**Task:** Copy each line exactly. Drop every picture.
________________________________________
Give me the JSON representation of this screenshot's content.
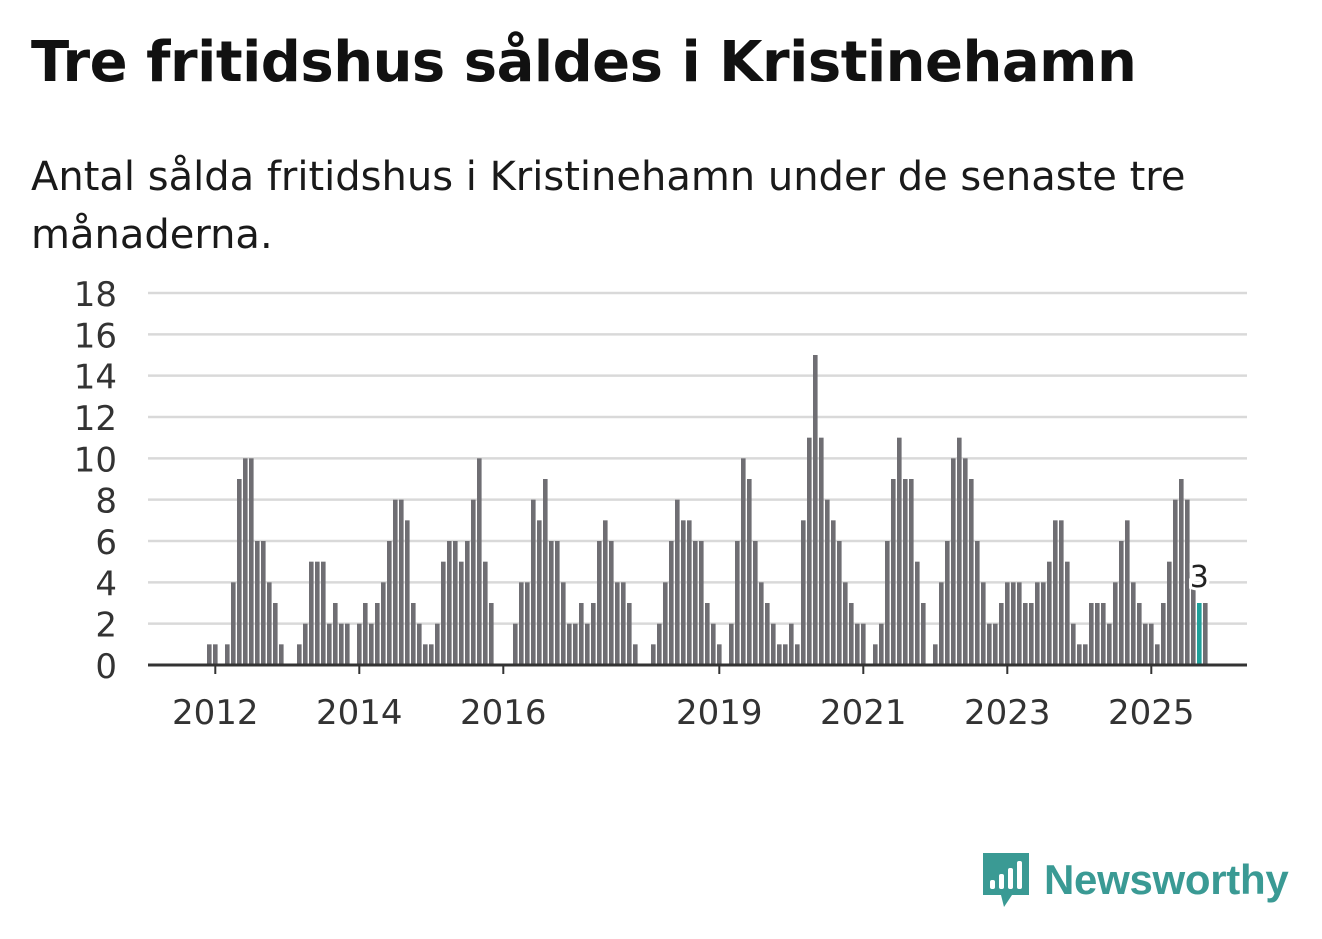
{
  "title": "Tre fritidshus såldes i Kristinehamn",
  "subtitle": "Antal sålda fritidshus i Kristinehamn under de senaste tre månaderna.",
  "brand": {
    "name": "Newsworthy",
    "color": "#3a9a94",
    "icon": "newsworthy-logo-icon"
  },
  "colors": {
    "bar": "#6f6e73",
    "highlight": "#1fa09a",
    "grid": "#d9d9d9",
    "axis": "#333333"
  },
  "chart_data": {
    "type": "bar",
    "title": "Tre fritidshus såldes i Kristinehamn",
    "xlabel": "",
    "ylabel": "",
    "ylim": [
      0,
      18
    ],
    "yticks": [
      0,
      2,
      4,
      6,
      8,
      10,
      12,
      14,
      16,
      18
    ],
    "first_month": "2011-03",
    "xticks": [
      {
        "label": "2012",
        "index": 10
      },
      {
        "label": "2014",
        "index": 34
      },
      {
        "label": "2016",
        "index": 58
      },
      {
        "label": "2019",
        "index": 94
      },
      {
        "label": "2021",
        "index": 118
      },
      {
        "label": "2023",
        "index": 142
      },
      {
        "label": "2025",
        "index": 166
      }
    ],
    "values": [
      0,
      0,
      0,
      0,
      0,
      0,
      0,
      0,
      0,
      1,
      1,
      0,
      1,
      4,
      9,
      10,
      10,
      6,
      6,
      4,
      3,
      1,
      0,
      0,
      1,
      2,
      5,
      5,
      5,
      2,
      3,
      2,
      2,
      0,
      2,
      3,
      2,
      3,
      4,
      6,
      8,
      8,
      7,
      3,
      2,
      1,
      1,
      2,
      5,
      6,
      6,
      5,
      6,
      8,
      10,
      5,
      3,
      0,
      0,
      0,
      2,
      4,
      4,
      8,
      7,
      9,
      6,
      6,
      4,
      2,
      2,
      3,
      2,
      3,
      6,
      7,
      6,
      4,
      4,
      3,
      1,
      0,
      0,
      1,
      2,
      4,
      6,
      8,
      7,
      7,
      6,
      6,
      3,
      2,
      1,
      0,
      2,
      6,
      10,
      9,
      6,
      4,
      3,
      2,
      1,
      1,
      2,
      1,
      7,
      11,
      15,
      11,
      8,
      7,
      6,
      4,
      3,
      2,
      2,
      0,
      1,
      2,
      6,
      9,
      11,
      9,
      9,
      5,
      3,
      0,
      1,
      4,
      6,
      10,
      11,
      10,
      9,
      6,
      4,
      2,
      2,
      3,
      4,
      4,
      4,
      3,
      3,
      4,
      4,
      5,
      7,
      7,
      5,
      2,
      1,
      1,
      3,
      3,
      3,
      2,
      4,
      6,
      7,
      4,
      3,
      2,
      2,
      1,
      3,
      5,
      8,
      9,
      8,
      4,
      3,
      3
    ],
    "highlight_index": 174,
    "highlight_label": "3",
    "series": [
      {
        "name": "Antal sålda fritidshus"
      }
    ]
  }
}
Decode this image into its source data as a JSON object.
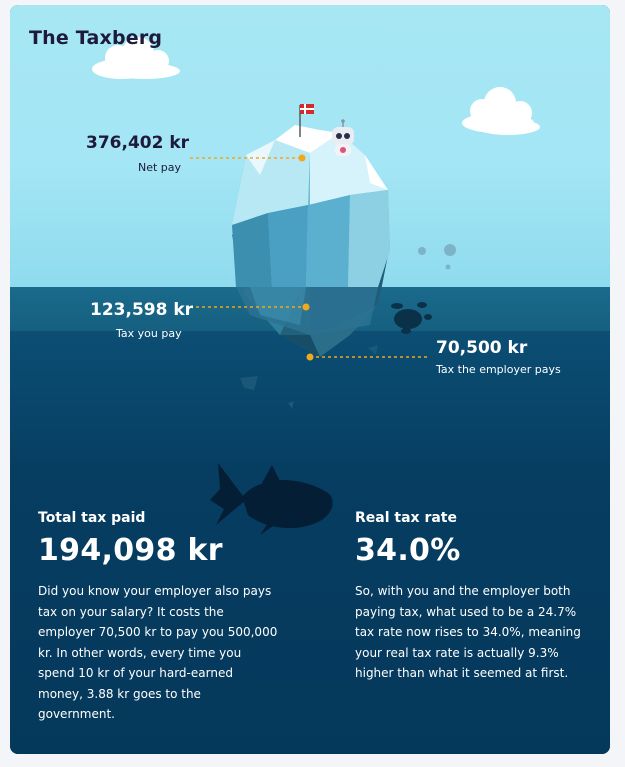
{
  "title": "The Taxberg",
  "colors": {
    "sky": "#a4e6f5",
    "water_surface": "#1a6b8c",
    "water_deep": "#05395c",
    "dotted_line": "#f0a81c",
    "title_text": "#1e1a3c"
  },
  "markers": {
    "net_pay": {
      "value": "376,402 kr",
      "label": "Net pay"
    },
    "tax_you_pay": {
      "value": "123,598 kr",
      "label": "Tax you pay"
    },
    "employer_tax": {
      "value": "70,500 kr",
      "label": "Tax the employer pays"
    }
  },
  "stats": {
    "total": {
      "heading": "Total tax paid",
      "value": "194,098 kr",
      "text": "Did you know your employer also pays tax on your salary? It costs the employer 70,500 kr to pay you 500,000 kr. In other words, every time you spend 10 kr of your hard-earned money, 3.88 kr goes to the government."
    },
    "rate": {
      "heading": "Real tax rate",
      "value": "34.0%",
      "text": "So, with you and the employer both paying tax, what used to be a 24.7% tax rate now rises to 34.0%, meaning your real tax rate is actually 9.3% higher than what it seemed at first."
    }
  },
  "icons": {
    "flag": "denmark-flag-icon",
    "robot": "robot-mascot-icon",
    "cloud": "cloud-icon",
    "shark": "shark-silhouette-icon",
    "turtle": "turtle-silhouette-icon"
  }
}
________________________________________
**Exercise output:**
Give me the JSON representation of this screenshot's content.
{
  "title": "Tre fritidshus såldes i Kristinehamn",
  "subtitle": "Antal sålda fritidshus i Kristinehamn under de senaste tre månaderna.",
  "brand": {
    "name": "Newsworthy",
    "color": "#3a9a94",
    "icon": "newsworthy-logo-icon"
  },
  "colors": {
    "bar": "#6f6e73",
    "highlight": "#1fa09a",
    "grid": "#d9d9d9",
    "axis": "#333333"
  },
  "chart_data": {
    "type": "bar",
    "title": "Tre fritidshus såldes i Kristinehamn",
    "xlabel": "",
    "ylabel": "",
    "ylim": [
      0,
      18
    ],
    "yticks": [
      0,
      2,
      4,
      6,
      8,
      10,
      12,
      14,
      16,
      18
    ],
    "first_month": "2011-03",
    "xticks": [
      {
        "label": "2012",
        "index": 10
      },
      {
        "label": "2014",
        "index": 34
      },
      {
        "label": "2016",
        "index": 58
      },
      {
        "label": "2019",
        "index": 94
      },
      {
        "label": "2021",
        "index": 118
      },
      {
        "label": "2023",
        "index": 142
      },
      {
        "label": "2025",
        "index": 166
      }
    ],
    "values": [
      0,
      0,
      0,
      0,
      0,
      0,
      0,
      0,
      0,
      1,
      1,
      0,
      1,
      4,
      9,
      10,
      10,
      6,
      6,
      4,
      3,
      1,
      0,
      0,
      1,
      2,
      5,
      5,
      5,
      2,
      3,
      2,
      2,
      0,
      2,
      3,
      2,
      3,
      4,
      6,
      8,
      8,
      7,
      3,
      2,
      1,
      1,
      2,
      5,
      6,
      6,
      5,
      6,
      8,
      10,
      5,
      3,
      0,
      0,
      0,
      2,
      4,
      4,
      8,
      7,
      9,
      6,
      6,
      4,
      2,
      2,
      3,
      2,
      3,
      6,
      7,
      6,
      4,
      4,
      3,
      1,
      0,
      0,
      1,
      2,
      4,
      6,
      8,
      7,
      7,
      6,
      6,
      3,
      2,
      1,
      0,
      2,
      6,
      10,
      9,
      6,
      4,
      3,
      2,
      1,
      1,
      2,
      1,
      7,
      11,
      15,
      11,
      8,
      7,
      6,
      4,
      3,
      2,
      2,
      0,
      1,
      2,
      6,
      9,
      11,
      9,
      9,
      5,
      3,
      0,
      1,
      4,
      6,
      10,
      11,
      10,
      9,
      6,
      4,
      2,
      2,
      3,
      4,
      4,
      4,
      3,
      3,
      4,
      4,
      5,
      7,
      7,
      5,
      2,
      1,
      1,
      3,
      3,
      3,
      2,
      4,
      6,
      7,
      4,
      3,
      2,
      2,
      1,
      3,
      5,
      8,
      9,
      8,
      4,
      3,
      3
    ],
    "highlight_index": 174,
    "highlight_label": "3",
    "series": [
      {
        "name": "Antal sålda fritidshus"
      }
    ]
  }
}
Decode this image into its source data as a JSON object.
{
  "title": "The Taxberg",
  "colors": {
    "sky": "#a4e6f5",
    "water_surface": "#1a6b8c",
    "water_deep": "#05395c",
    "dotted_line": "#f0a81c",
    "title_text": "#1e1a3c"
  },
  "markers": {
    "net_pay": {
      "value": "376,402 kr",
      "label": "Net pay"
    },
    "tax_you_pay": {
      "value": "123,598 kr",
      "label": "Tax you pay"
    },
    "employer_tax": {
      "value": "70,500 kr",
      "label": "Tax the employer pays"
    }
  },
  "stats": {
    "total": {
      "heading": "Total tax paid",
      "value": "194,098 kr",
      "text": "Did you know your employer also pays tax on your salary? It costs the employer 70,500 kr to pay you 500,000 kr. In other words, every time you spend 10 kr of your hard-earned money, 3.88 kr goes to the government."
    },
    "rate": {
      "heading": "Real tax rate",
      "value": "34.0%",
      "text": "So, with you and the employer both paying tax, what used to be a 24.7% tax rate now rises to 34.0%, meaning your real tax rate is actually 9.3% higher than what it seemed at first."
    }
  },
  "icons": {
    "flag": "denmark-flag-icon",
    "robot": "robot-mascot-icon",
    "cloud": "cloud-icon",
    "shark": "shark-silhouette-icon",
    "turtle": "turtle-silhouette-icon"
  }
}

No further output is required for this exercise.